• Exercise details
Extract the data exactly, missing nothing.

- - -

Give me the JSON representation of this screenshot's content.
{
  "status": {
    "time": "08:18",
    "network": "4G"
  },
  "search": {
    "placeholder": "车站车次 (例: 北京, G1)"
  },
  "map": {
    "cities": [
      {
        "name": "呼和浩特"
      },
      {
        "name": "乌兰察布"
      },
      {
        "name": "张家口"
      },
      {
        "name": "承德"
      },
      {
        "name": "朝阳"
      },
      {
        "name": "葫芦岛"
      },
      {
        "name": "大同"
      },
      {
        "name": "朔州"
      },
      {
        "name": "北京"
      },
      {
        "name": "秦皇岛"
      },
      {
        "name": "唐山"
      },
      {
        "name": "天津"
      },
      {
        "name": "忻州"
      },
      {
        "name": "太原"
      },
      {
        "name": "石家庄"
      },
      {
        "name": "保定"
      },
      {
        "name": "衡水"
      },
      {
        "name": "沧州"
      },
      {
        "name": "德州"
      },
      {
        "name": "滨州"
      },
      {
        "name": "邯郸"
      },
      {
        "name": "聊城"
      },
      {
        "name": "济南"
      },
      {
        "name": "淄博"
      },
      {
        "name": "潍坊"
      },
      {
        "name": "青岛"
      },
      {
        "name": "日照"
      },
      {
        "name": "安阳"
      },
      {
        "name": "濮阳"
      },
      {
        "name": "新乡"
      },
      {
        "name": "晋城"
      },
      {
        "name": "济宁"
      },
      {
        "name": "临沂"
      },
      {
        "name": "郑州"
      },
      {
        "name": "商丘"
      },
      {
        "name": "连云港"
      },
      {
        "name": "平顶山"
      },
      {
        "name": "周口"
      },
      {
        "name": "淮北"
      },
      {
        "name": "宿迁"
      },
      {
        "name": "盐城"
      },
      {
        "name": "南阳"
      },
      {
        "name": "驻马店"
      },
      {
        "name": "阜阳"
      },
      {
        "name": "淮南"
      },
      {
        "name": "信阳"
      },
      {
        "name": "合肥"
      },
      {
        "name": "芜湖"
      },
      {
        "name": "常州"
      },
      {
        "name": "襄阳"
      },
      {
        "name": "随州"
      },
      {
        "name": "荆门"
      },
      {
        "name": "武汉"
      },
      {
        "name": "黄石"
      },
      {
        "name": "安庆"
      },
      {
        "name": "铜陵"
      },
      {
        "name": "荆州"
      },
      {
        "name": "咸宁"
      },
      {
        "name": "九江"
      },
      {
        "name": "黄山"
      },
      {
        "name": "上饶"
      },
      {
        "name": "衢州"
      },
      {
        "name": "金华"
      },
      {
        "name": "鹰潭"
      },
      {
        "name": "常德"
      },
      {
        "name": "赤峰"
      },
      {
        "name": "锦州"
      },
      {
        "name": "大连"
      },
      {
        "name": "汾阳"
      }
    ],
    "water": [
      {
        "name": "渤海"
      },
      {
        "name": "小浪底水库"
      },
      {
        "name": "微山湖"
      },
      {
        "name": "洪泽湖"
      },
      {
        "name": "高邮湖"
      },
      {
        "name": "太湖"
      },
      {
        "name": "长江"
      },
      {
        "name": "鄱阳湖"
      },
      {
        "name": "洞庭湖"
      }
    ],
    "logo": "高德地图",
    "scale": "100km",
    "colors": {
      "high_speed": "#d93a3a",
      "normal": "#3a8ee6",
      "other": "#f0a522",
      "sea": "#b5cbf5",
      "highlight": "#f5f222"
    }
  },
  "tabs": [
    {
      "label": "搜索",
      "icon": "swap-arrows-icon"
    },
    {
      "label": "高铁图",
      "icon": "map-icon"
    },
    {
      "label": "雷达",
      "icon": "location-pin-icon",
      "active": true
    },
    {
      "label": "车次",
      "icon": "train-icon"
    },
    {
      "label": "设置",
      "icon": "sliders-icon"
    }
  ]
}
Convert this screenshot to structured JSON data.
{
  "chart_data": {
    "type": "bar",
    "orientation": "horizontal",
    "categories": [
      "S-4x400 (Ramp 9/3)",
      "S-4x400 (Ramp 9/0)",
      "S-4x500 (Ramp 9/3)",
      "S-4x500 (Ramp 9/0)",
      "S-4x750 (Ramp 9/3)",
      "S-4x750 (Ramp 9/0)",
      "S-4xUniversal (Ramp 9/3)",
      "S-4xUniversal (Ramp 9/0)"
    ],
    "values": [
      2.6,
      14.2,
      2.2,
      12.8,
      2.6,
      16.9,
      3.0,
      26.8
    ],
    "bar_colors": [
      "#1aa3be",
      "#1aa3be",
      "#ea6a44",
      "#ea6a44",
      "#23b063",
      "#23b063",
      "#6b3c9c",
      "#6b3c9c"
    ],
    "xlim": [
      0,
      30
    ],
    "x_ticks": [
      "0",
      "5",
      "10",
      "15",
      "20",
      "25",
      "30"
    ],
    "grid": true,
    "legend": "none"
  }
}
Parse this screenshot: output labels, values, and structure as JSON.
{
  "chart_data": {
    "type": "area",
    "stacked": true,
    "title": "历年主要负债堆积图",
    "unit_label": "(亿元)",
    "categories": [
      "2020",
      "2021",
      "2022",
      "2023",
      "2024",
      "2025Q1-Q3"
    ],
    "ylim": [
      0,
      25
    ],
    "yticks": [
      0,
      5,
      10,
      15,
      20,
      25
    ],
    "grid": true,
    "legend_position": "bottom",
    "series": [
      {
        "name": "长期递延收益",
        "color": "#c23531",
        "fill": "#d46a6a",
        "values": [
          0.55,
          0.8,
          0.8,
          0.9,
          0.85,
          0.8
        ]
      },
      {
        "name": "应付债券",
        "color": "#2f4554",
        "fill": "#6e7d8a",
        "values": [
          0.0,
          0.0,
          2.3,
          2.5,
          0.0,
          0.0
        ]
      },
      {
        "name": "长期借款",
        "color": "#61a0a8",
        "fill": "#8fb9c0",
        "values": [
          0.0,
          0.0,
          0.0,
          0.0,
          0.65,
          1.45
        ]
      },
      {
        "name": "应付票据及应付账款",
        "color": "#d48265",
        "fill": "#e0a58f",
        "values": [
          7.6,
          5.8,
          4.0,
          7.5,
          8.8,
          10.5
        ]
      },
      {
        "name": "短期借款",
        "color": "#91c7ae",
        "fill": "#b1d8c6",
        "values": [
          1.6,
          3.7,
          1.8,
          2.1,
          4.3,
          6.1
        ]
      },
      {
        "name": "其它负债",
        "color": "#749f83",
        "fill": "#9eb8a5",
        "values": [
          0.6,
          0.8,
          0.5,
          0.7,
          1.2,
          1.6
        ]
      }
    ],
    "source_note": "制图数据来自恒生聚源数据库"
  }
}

- - -

• Solution
Give me the JSON representation of this screenshot's content.
{
  "status": {
    "time": "08:18",
    "network": "4G"
  },
  "search": {
    "placeholder": "车站车次 (例: 北京, G1)"
  },
  "map": {
    "cities": [
      {
        "name": "呼和浩特"
      },
      {
        "name": "乌兰察布"
      },
      {
        "name": "张家口"
      },
      {
        "name": "承德"
      },
      {
        "name": "朝阳"
      },
      {
        "name": "葫芦岛"
      },
      {
        "name": "大同"
      },
      {
        "name": "朔州"
      },
      {
        "name": "北京"
      },
      {
        "name": "秦皇岛"
      },
      {
        "name": "唐山"
      },
      {
        "name": "天津"
      },
      {
        "name": "忻州"
      },
      {
        "name": "太原"
      },
      {
        "name": "石家庄"
      },
      {
        "name": "保定"
      },
      {
        "name": "衡水"
      },
      {
        "name": "沧州"
      },
      {
        "name": "德州"
      },
      {
        "name": "滨州"
      },
      {
        "name": "邯郸"
      },
      {
        "name": "聊城"
      },
      {
        "name": "济南"
      },
      {
        "name": "淄博"
      },
      {
        "name": "潍坊"
      },
      {
        "name": "青岛"
      },
      {
        "name": "日照"
      },
      {
        "name": "安阳"
      },
      {
        "name": "濮阳"
      },
      {
        "name": "新乡"
      },
      {
        "name": "晋城"
      },
      {
        "name": "济宁"
      },
      {
        "name": "临沂"
      },
      {
        "name": "郑州"
      },
      {
        "name": "商丘"
      },
      {
        "name": "连云港"
      },
      {
        "name": "平顶山"
      },
      {
        "name": "周口"
      },
      {
        "name": "淮北"
      },
      {
        "name": "宿迁"
      },
      {
        "name": "盐城"
      },
      {
        "name": "南阳"
      },
      {
        "name": "驻马店"
      },
      {
        "name": "阜阳"
      },
      {
        "name": "淮南"
      },
      {
        "name": "信阳"
      },
      {
        "name": "合肥"
      },
      {
        "name": "芜湖"
      },
      {
        "name": "常州"
      },
      {
        "name": "襄阳"
      },
      {
        "name": "随州"
      },
      {
        "name": "荆门"
      },
      {
        "name": "武汉"
      },
      {
        "name": "黄石"
      },
      {
        "name": "安庆"
      },
      {
        "name": "铜陵"
      },
      {
        "name": "荆州"
      },
      {
        "name": "咸宁"
      },
      {
        "name": "九江"
      },
      {
        "name": "黄山"
      },
      {
        "name": "上饶"
      },
      {
        "name": "衢州"
      },
      {
        "name": "金华"
      },
      {
        "name": "鹰潭"
      },
      {
        "name": "常德"
      },
      {
        "name": "赤峰"
      },
      {
        "name": "锦州"
      },
      {
        "name": "大连"
      },
      {
        "name": "汾阳"
      }
    ],
    "water": [
      {
        "name": "渤海"
      },
      {
        "name": "小浪底水库"
      },
      {
        "name": "微山湖"
      },
      {
        "name": "洪泽湖"
      },
      {
        "name": "高邮湖"
      },
      {
        "name": "太湖"
      },
      {
        "name": "长江"
      },
      {
        "name": "鄱阳湖"
      },
      {
        "name": "洞庭湖"
      }
    ],
    "logo": "高德地图",
    "scale": "100km",
    "colors": {
      "high_speed": "#d93a3a",
      "normal": "#3a8ee6",
      "other": "#f0a522",
      "sea": "#b5cbf5",
      "highlight": "#f5f222"
    }
  },
  "tabs": [
    {
      "label": "搜索",
      "icon": "swap-arrows-icon"
    },
    {
      "label": "高铁图",
      "icon": "map-icon"
    },
    {
      "label": "雷达",
      "icon": "location-pin-icon",
      "active": true
    },
    {
      "label": "车次",
      "icon": "train-icon"
    },
    {
      "label": "设置",
      "icon": "sliders-icon"
    }
  ]
}
Convert this screenshot to structured JSON data.
{
  "chart_data": {
    "type": "bar",
    "orientation": "horizontal",
    "categories": [
      "S-4x400 (Ramp 9/3)",
      "S-4x400 (Ramp 9/0)",
      "S-4x500 (Ramp 9/3)",
      "S-4x500 (Ramp 9/0)",
      "S-4x750 (Ramp 9/3)",
      "S-4x750 (Ramp 9/0)",
      "S-4xUniversal (Ramp 9/3)",
      "S-4xUniversal (Ramp 9/0)"
    ],
    "values": [
      2.6,
      14.2,
      2.2,
      12.8,
      2.6,
      16.9,
      3.0,
      26.8
    ],
    "bar_colors": [
      "#1aa3be",
      "#1aa3be",
      "#ea6a44",
      "#ea6a44",
      "#23b063",
      "#23b063",
      "#6b3c9c",
      "#6b3c9c"
    ],
    "xlim": [
      0,
      30
    ],
    "x_ticks": [
      "0",
      "5",
      "10",
      "15",
      "20",
      "25",
      "30"
    ],
    "grid": true,
    "legend": "none"
  }
}
Parse this screenshot: output labels, values, and structure as JSON.
{
  "chart_data": {
    "type": "area",
    "stacked": true,
    "title": "历年主要负债堆积图",
    "unit_label": "(亿元)",
    "categories": [
      "2020",
      "2021",
      "2022",
      "2023",
      "2024",
      "2025Q1-Q3"
    ],
    "ylim": [
      0,
      25
    ],
    "yticks": [
      0,
      5,
      10,
      15,
      20,
      25
    ],
    "grid": true,
    "legend_position": "bottom",
    "series": [
      {
        "name": "长期递延收益",
        "color": "#c23531",
        "fill": "#d46a6a",
        "values": [
          0.55,
          0.8,
          0.8,
          0.9,
          0.85,
          0.8
        ]
      },
      {
        "name": "应付债券",
        "color": "#2f4554",
        "fill": "#6e7d8a",
        "values": [
          0.0,
          0.0,
          2.3,
          2.5,
          0.0,
          0.0
        ]
      },
      {
        "name": "长期借款",
        "color": "#61a0a8",
        "fill": "#8fb9c0",
        "values": [
          0.0,
          0.0,
          0.0,
          0.0,
          0.65,
          1.45
        ]
      },
      {
        "name": "应付票据及应付账款",
        "color": "#d48265",
        "fill": "#e0a58f",
        "values": [
          7.6,
          5.8,
          4.0,
          7.5,
          8.8,
          10.5
        ]
      },
      {
        "name": "短期借款",
        "color": "#91c7ae",
        "fill": "#b1d8c6",
        "values": [
          1.6,
          3.7,
          1.8,
          2.1,
          4.3,
          6.1
        ]
      },
      {
        "name": "其它负债",
        "color": "#749f83",
        "fill": "#9eb8a5",
        "values": [
          0.6,
          0.8,
          0.5,
          0.7,
          1.2,
          1.6
        ]
      }
    ],
    "source_note": "制图数据来自恒生聚源数据库"
  }
}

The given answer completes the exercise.